**WHAT IS REQUIRED**
Extract each line of the data and write it out again exactly.

———

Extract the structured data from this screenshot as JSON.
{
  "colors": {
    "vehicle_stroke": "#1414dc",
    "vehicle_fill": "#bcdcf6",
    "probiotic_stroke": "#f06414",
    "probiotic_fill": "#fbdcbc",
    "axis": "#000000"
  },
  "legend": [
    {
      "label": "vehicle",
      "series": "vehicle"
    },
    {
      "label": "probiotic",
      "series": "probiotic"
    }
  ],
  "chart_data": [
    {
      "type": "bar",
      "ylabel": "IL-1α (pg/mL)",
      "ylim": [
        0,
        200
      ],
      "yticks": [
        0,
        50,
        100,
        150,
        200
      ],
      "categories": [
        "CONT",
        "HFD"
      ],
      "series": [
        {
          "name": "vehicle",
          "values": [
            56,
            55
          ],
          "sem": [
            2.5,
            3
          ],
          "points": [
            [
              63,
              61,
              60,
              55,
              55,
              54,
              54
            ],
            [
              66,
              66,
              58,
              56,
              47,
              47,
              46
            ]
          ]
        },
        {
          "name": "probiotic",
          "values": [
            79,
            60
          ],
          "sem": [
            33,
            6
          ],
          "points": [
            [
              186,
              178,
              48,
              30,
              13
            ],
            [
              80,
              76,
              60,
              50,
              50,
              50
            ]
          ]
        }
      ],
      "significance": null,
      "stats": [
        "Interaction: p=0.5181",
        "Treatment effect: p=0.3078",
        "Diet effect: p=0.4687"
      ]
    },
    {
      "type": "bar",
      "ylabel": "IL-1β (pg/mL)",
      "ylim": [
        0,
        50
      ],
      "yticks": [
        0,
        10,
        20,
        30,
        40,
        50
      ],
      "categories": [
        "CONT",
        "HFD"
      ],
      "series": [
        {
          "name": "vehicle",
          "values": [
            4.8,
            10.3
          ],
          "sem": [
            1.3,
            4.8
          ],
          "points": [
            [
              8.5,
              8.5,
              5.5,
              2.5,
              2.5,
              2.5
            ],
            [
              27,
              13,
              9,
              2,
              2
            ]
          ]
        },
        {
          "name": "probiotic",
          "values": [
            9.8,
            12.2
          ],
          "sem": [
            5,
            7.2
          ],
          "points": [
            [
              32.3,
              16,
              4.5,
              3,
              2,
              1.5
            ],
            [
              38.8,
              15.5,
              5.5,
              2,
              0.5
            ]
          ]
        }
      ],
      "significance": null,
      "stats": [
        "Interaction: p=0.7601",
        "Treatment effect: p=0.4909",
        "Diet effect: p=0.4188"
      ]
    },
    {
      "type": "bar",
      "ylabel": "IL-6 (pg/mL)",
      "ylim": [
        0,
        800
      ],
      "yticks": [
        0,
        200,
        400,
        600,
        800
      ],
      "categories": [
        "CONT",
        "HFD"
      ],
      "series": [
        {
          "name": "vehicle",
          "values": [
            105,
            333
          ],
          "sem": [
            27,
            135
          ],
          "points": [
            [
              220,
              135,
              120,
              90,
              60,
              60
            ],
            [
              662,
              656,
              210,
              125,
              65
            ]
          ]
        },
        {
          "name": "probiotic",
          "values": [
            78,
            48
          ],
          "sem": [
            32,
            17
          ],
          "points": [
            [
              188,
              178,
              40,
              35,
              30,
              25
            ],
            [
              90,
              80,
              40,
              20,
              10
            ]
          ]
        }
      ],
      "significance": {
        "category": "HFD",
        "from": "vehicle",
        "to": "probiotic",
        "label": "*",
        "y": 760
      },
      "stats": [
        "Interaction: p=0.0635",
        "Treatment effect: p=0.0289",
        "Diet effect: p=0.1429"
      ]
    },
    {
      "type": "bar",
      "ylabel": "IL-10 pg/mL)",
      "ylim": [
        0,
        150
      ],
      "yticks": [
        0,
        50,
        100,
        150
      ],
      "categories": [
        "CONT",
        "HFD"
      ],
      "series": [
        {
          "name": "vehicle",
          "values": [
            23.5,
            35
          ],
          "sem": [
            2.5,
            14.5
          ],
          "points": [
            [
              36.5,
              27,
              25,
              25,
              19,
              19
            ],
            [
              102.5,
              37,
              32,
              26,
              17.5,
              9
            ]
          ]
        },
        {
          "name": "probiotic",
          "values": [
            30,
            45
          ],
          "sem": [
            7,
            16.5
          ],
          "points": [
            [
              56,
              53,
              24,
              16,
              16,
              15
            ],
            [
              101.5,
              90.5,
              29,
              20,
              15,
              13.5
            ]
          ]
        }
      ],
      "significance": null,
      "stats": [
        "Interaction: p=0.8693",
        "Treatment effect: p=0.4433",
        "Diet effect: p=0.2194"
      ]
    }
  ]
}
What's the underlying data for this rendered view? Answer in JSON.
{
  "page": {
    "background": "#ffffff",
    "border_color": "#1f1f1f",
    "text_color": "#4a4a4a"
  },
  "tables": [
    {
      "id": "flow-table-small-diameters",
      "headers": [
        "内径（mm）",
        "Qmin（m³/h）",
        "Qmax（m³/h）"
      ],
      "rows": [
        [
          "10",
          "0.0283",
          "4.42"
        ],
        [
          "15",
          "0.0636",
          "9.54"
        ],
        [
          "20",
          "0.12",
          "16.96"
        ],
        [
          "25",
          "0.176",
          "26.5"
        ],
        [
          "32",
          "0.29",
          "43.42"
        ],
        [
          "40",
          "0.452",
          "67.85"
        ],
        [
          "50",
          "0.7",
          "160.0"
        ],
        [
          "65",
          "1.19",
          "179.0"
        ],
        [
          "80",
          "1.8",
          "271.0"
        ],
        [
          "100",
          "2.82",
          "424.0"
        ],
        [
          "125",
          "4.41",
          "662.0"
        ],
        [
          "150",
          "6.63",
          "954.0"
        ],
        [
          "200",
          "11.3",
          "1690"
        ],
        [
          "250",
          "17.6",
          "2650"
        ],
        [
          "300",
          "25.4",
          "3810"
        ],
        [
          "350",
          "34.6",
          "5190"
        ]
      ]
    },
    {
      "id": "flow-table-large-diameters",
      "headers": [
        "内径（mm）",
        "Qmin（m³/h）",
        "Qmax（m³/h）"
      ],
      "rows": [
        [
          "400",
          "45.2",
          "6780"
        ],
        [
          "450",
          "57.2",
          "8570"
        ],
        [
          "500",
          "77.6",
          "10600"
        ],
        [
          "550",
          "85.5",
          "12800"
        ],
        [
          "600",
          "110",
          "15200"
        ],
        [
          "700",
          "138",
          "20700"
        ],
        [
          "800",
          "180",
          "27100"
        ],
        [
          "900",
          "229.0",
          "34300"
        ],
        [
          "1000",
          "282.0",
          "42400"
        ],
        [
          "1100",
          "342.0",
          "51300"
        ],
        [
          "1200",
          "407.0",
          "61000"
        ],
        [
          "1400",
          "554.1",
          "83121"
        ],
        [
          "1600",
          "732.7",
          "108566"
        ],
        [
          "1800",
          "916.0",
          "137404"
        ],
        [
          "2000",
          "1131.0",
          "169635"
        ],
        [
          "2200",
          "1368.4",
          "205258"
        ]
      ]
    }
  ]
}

———

**SOLVED EXERCISE**
Extract the structured data from this screenshot as JSON.
{
  "colors": {
    "vehicle_stroke": "#1414dc",
    "vehicle_fill": "#bcdcf6",
    "probiotic_stroke": "#f06414",
    "probiotic_fill": "#fbdcbc",
    "axis": "#000000"
  },
  "legend": [
    {
      "label": "vehicle",
      "series": "vehicle"
    },
    {
      "label": "probiotic",
      "series": "probiotic"
    }
  ],
  "chart_data": [
    {
      "type": "bar",
      "ylabel": "IL-1α (pg/mL)",
      "ylim": [
        0,
        200
      ],
      "yticks": [
        0,
        50,
        100,
        150,
        200
      ],
      "categories": [
        "CONT",
        "HFD"
      ],
      "series": [
        {
          "name": "vehicle",
          "values": [
            56,
            55
          ],
          "sem": [
            2.5,
            3
          ],
          "points": [
            [
              63,
              61,
              60,
              55,
              55,
              54,
              54
            ],
            [
              66,
              66,
              58,
              56,
              47,
              47,
              46
            ]
          ]
        },
        {
          "name": "probiotic",
          "values": [
            79,
            60
          ],
          "sem": [
            33,
            6
          ],
          "points": [
            [
              186,
              178,
              48,
              30,
              13
            ],
            [
              80,
              76,
              60,
              50,
              50,
              50
            ]
          ]
        }
      ],
      "significance": null,
      "stats": [
        "Interaction: p=0.5181",
        "Treatment effect: p=0.3078",
        "Diet effect: p=0.4687"
      ]
    },
    {
      "type": "bar",
      "ylabel": "IL-1β (pg/mL)",
      "ylim": [
        0,
        50
      ],
      "yticks": [
        0,
        10,
        20,
        30,
        40,
        50
      ],
      "categories": [
        "CONT",
        "HFD"
      ],
      "series": [
        {
          "name": "vehicle",
          "values": [
            4.8,
            10.3
          ],
          "sem": [
            1.3,
            4.8
          ],
          "points": [
            [
              8.5,
              8.5,
              5.5,
              2.5,
              2.5,
              2.5
            ],
            [
              27,
              13,
              9,
              2,
              2
            ]
          ]
        },
        {
          "name": "probiotic",
          "values": [
            9.8,
            12.2
          ],
          "sem": [
            5,
            7.2
          ],
          "points": [
            [
              32.3,
              16,
              4.5,
              3,
              2,
              1.5
            ],
            [
              38.8,
              15.5,
              5.5,
              2,
              0.5
            ]
          ]
        }
      ],
      "significance": null,
      "stats": [
        "Interaction: p=0.7601",
        "Treatment effect: p=0.4909",
        "Diet effect: p=0.4188"
      ]
    },
    {
      "type": "bar",
      "ylabel": "IL-6 (pg/mL)",
      "ylim": [
        0,
        800
      ],
      "yticks": [
        0,
        200,
        400,
        600,
        800
      ],
      "categories": [
        "CONT",
        "HFD"
      ],
      "series": [
        {
          "name": "vehicle",
          "values": [
            105,
            333
          ],
          "sem": [
            27,
            135
          ],
          "points": [
            [
              220,
              135,
              120,
              90,
              60,
              60
            ],
            [
              662,
              656,
              210,
              125,
              65
            ]
          ]
        },
        {
          "name": "probiotic",
          "values": [
            78,
            48
          ],
          "sem": [
            32,
            17
          ],
          "points": [
            [
              188,
              178,
              40,
              35,
              30,
              25
            ],
            [
              90,
              80,
              40,
              20,
              10
            ]
          ]
        }
      ],
      "significance": {
        "category": "HFD",
        "from": "vehicle",
        "to": "probiotic",
        "label": "*",
        "y": 760
      },
      "stats": [
        "Interaction: p=0.0635",
        "Treatment effect: p=0.0289",
        "Diet effect: p=0.1429"
      ]
    },
    {
      "type": "bar",
      "ylabel": "IL-10 pg/mL)",
      "ylim": [
        0,
        150
      ],
      "yticks": [
        0,
        50,
        100,
        150
      ],
      "categories": [
        "CONT",
        "HFD"
      ],
      "series": [
        {
          "name": "vehicle",
          "values": [
            23.5,
            35
          ],
          "sem": [
            2.5,
            14.5
          ],
          "points": [
            [
              36.5,
              27,
              25,
              25,
              19,
              19
            ],
            [
              102.5,
              37,
              32,
              26,
              17.5,
              9
            ]
          ]
        },
        {
          "name": "probiotic",
          "values": [
            30,
            45
          ],
          "sem": [
            7,
            16.5
          ],
          "points": [
            [
              56,
              53,
              24,
              16,
              16,
              15
            ],
            [
              101.5,
              90.5,
              29,
              20,
              15,
              13.5
            ]
          ]
        }
      ],
      "significance": null,
      "stats": [
        "Interaction: p=0.8693",
        "Treatment effect: p=0.4433",
        "Diet effect: p=0.2194"
      ]
    }
  ]
}
What's the underlying data for this rendered view? Answer in JSON.
{
  "page": {
    "background": "#ffffff",
    "border_color": "#1f1f1f",
    "text_color": "#4a4a4a"
  },
  "tables": [
    {
      "id": "flow-table-small-diameters",
      "headers": [
        "内径（mm）",
        "Qmin（m³/h）",
        "Qmax（m³/h）"
      ],
      "rows": [
        [
          "10",
          "0.0283",
          "4.42"
        ],
        [
          "15",
          "0.0636",
          "9.54"
        ],
        [
          "20",
          "0.12",
          "16.96"
        ],
        [
          "25",
          "0.176",
          "26.5"
        ],
        [
          "32",
          "0.29",
          "43.42"
        ],
        [
          "40",
          "0.452",
          "67.85"
        ],
        [
          "50",
          "0.7",
          "160.0"
        ],
        [
          "65",
          "1.19",
          "179.0"
        ],
        [
          "80",
          "1.8",
          "271.0"
        ],
        [
          "100",
          "2.82",
          "424.0"
        ],
        [
          "125",
          "4.41",
          "662.0"
        ],
        [
          "150",
          "6.63",
          "954.0"
        ],
        [
          "200",
          "11.3",
          "1690"
        ],
        [
          "250",
          "17.6",
          "2650"
        ],
        [
          "300",
          "25.4",
          "3810"
        ],
        [
          "350",
          "34.6",
          "5190"
        ]
      ]
    },
    {
      "id": "flow-table-large-diameters",
      "headers": [
        "内径（mm）",
        "Qmin（m³/h）",
        "Qmax（m³/h）"
      ],
      "rows": [
        [
          "400",
          "45.2",
          "6780"
        ],
        [
          "450",
          "57.2",
          "8570"
        ],
        [
          "500",
          "77.6",
          "10600"
        ],
        [
          "550",
          "85.5",
          "12800"
        ],
        [
          "600",
          "110",
          "15200"
        ],
        [
          "700",
          "138",
          "20700"
        ],
        [
          "800",
          "180",
          "27100"
        ],
        [
          "900",
          "229.0",
          "34300"
        ],
        [
          "1000",
          "282.0",
          "42400"
        ],
        [
          "1100",
          "342.0",
          "51300"
        ],
        [
          "1200",
          "407.0",
          "61000"
        ],
        [
          "1400",
          "554.1",
          "83121"
        ],
        [
          "1600",
          "732.7",
          "108566"
        ],
        [
          "1800",
          "916.0",
          "137404"
        ],
        [
          "2000",
          "1131.0",
          "169635"
        ],
        [
          "2200",
          "1368.4",
          "205258"
        ]
      ]
    }
  ]
}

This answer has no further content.